[Data entries]
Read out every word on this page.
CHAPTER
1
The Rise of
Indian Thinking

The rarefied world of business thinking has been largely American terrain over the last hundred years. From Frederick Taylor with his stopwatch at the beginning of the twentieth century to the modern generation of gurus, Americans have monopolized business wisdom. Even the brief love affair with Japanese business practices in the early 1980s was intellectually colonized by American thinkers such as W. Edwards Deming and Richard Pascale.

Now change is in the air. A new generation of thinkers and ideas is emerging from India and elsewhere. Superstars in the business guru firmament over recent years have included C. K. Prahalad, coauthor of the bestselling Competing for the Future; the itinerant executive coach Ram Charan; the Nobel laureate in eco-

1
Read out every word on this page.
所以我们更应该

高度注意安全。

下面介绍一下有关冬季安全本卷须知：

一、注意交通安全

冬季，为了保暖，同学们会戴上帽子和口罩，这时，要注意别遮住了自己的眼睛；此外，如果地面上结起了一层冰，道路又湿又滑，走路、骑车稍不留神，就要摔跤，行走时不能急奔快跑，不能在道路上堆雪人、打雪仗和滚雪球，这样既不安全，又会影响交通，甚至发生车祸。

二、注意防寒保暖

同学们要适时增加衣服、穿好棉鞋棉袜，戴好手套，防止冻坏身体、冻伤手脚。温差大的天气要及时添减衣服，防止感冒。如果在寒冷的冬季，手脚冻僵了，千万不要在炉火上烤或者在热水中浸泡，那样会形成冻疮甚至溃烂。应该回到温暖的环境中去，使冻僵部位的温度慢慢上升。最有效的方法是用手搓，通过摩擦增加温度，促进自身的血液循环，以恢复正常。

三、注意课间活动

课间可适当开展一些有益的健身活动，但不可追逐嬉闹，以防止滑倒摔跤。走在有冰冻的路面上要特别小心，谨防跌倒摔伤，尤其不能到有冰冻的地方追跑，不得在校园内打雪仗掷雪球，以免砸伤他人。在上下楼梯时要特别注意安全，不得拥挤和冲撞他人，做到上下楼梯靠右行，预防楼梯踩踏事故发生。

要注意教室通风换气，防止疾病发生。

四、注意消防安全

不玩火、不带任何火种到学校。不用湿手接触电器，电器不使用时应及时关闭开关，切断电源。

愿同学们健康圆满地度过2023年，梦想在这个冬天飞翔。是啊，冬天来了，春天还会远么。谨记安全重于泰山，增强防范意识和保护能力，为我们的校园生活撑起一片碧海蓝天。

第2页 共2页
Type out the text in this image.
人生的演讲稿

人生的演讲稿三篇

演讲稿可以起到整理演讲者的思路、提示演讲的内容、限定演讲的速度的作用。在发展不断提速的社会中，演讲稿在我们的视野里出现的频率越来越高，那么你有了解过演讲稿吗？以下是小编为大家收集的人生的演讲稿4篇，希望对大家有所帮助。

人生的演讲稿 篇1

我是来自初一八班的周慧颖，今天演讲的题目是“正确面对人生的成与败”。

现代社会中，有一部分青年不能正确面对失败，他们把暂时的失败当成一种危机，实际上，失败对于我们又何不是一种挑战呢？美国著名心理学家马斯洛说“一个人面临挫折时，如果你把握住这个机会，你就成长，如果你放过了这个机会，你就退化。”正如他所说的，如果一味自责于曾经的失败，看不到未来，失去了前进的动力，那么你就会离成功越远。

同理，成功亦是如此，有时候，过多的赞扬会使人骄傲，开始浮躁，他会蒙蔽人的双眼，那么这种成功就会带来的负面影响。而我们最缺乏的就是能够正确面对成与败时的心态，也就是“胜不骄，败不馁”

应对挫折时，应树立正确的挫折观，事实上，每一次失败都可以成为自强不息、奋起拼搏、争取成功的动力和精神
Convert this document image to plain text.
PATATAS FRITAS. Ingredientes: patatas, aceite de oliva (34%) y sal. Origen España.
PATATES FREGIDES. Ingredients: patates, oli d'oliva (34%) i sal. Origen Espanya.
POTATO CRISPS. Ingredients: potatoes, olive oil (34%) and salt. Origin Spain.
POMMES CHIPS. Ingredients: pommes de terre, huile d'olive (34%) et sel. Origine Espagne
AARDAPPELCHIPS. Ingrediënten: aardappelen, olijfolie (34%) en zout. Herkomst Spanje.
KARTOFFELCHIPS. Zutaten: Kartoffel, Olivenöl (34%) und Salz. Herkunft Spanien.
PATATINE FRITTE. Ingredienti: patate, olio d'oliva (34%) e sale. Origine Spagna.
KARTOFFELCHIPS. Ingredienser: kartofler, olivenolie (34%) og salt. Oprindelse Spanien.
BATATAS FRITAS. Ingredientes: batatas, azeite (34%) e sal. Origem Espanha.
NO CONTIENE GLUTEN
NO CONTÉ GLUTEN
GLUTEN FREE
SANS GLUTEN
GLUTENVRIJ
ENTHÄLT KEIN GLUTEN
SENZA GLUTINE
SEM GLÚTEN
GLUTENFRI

→ **Goal of the exercise**
Give the material above again, word for word.

→ **Answer for this exercise**
Read out every word on this page.
CHAPTER
1
The Rise of
Indian Thinking

The rarefied world of business thinking has been largely American terrain over the last hundred years. From Frederick Taylor with his stopwatch at the beginning of the twentieth century to the modern generation of gurus, Americans have monopolized business wisdom. Even the brief love affair with Japanese business practices in the early 1980s was intellectually colonized by American thinkers such as W. Edwards Deming and Richard Pascale.

Now change is in the air. A new generation of thinkers and ideas is emerging from India and elsewhere. Superstars in the business guru firmament over recent years have included C. K. Prahalad, coauthor of the bestselling Competing for the Future; the itinerant executive coach Ram Charan; the Nobel laureate in eco-

1
Read out every word on this page.
所以我们更应该

高度注意安全。

下面介绍一下有关冬季安全本卷须知：

一、注意交通安全

冬季，为了保暖，同学们会戴上帽子和口罩，这时，要注意别遮住了自己的眼睛；此外，如果地面上结起了一层冰，道路又湿又滑，走路、骑车稍不留神，就要摔跤，行走时不能急奔快跑，不能在道路上堆雪人、打雪仗和滚雪球，这样既不安全，又会影响交通，甚至发生车祸。

二、注意防寒保暖

同学们要适时增加衣服、穿好棉鞋棉袜，戴好手套，防止冻坏身体、冻伤手脚。温差大的天气要及时添减衣服，防止感冒。如果在寒冷的冬季，手脚冻僵了，千万不要在炉火上烤或者在热水中浸泡，那样会形成冻疮甚至溃烂。应该回到温暖的环境中去，使冻僵部位的温度慢慢上升。最有效的方法是用手搓，通过摩擦增加温度，促进自身的血液循环，以恢复正常。

三、注意课间活动

课间可适当开展一些有益的健身活动，但不可追逐嬉闹，以防止滑倒摔跤。走在有冰冻的路面上要特别小心，谨防跌倒摔伤，尤其不能到有冰冻的地方追跑，不得在校园内打雪仗掷雪球，以免砸伤他人。在上下楼梯时要特别注意安全，不得拥挤和冲撞他人，做到上下楼梯靠右行，预防楼梯踩踏事故发生。

要注意教室通风换气，防止疾病发生。

四、注意消防安全

不玩火、不带任何火种到学校。不用湿手接触电器，电器不使用时应及时关闭开关，切断电源。

愿同学们健康圆满地度过2023年，梦想在这个冬天飞翔。是啊，冬天来了，春天还会远么。谨记安全重于泰山，增强防范意识和保护能力，为我们的校园生活撑起一片碧海蓝天。

第2页 共2页
Type out the text in this image.
人生的演讲稿

人生的演讲稿三篇

演讲稿可以起到整理演讲者的思路、提示演讲的内容、限定演讲的速度的作用。在发展不断提速的社会中，演讲稿在我们的视野里出现的频率越来越高，那么你有了解过演讲稿吗？以下是小编为大家收集的人生的演讲稿4篇，希望对大家有所帮助。

人生的演讲稿 篇1

我是来自初一八班的周慧颖，今天演讲的题目是“正确面对人生的成与败”。

现代社会中，有一部分青年不能正确面对失败，他们把暂时的失败当成一种危机，实际上，失败对于我们又何不是一种挑战呢？美国著名心理学家马斯洛说“一个人面临挫折时，如果你把握住这个机会，你就成长，如果你放过了这个机会，你就退化。”正如他所说的，如果一味自责于曾经的失败，看不到未来，失去了前进的动力，那么你就会离成功越远。

同理，成功亦是如此，有时候，过多的赞扬会使人骄傲，开始浮躁，他会蒙蔽人的双眼，那么这种成功就会带来的负面影响。而我们最缺乏的就是能够正确面对成与败时的心态，也就是“胜不骄，败不馁”

应对挫折时，应树立正确的挫折观，事实上，每一次失败都可以成为自强不息、奋起拼搏、争取成功的动力和精神
Convert this document image to plain text.
PATATAS FRITAS. Ingredientes: patatas, aceite de oliva (34%) y sal. Origen España.
PATATES FREGIDES. Ingredients: patates, oli d'oliva (34%) i sal. Origen Espanya.
POTATO CRISPS. Ingredients: potatoes, olive oil (34%) and salt. Origin Spain.
POMMES CHIPS. Ingredients: pommes de terre, huile d'olive (34%) et sel. Origine Espagne
AARDAPPELCHIPS. Ingrediënten: aardappelen, olijfolie (34%) en zout. Herkomst Spanje.
KARTOFFELCHIPS. Zutaten: Kartoffel, Olivenöl (34%) und Salz. Herkunft Spanien.
PATATINE FRITTE. Ingredienti: patate, olio d'oliva (34%) e sale. Origine Spagna.
KARTOFFELCHIPS. Ingredienser: kartofler, olivenolie (34%) og salt. Oprindelse Spanien.
BATATAS FRITAS. Ingredientes: batatas, azeite (34%) e sal. Origem Espanha.
NO CONTIENE GLUTEN
NO CONTÉ GLUTEN
GLUTEN FREE
SANS GLUTEN
GLUTENVRIJ
ENTHÄLT KEIN GLUTEN
SENZA GLUTINE
SEM GLÚTEN
GLUTENFRI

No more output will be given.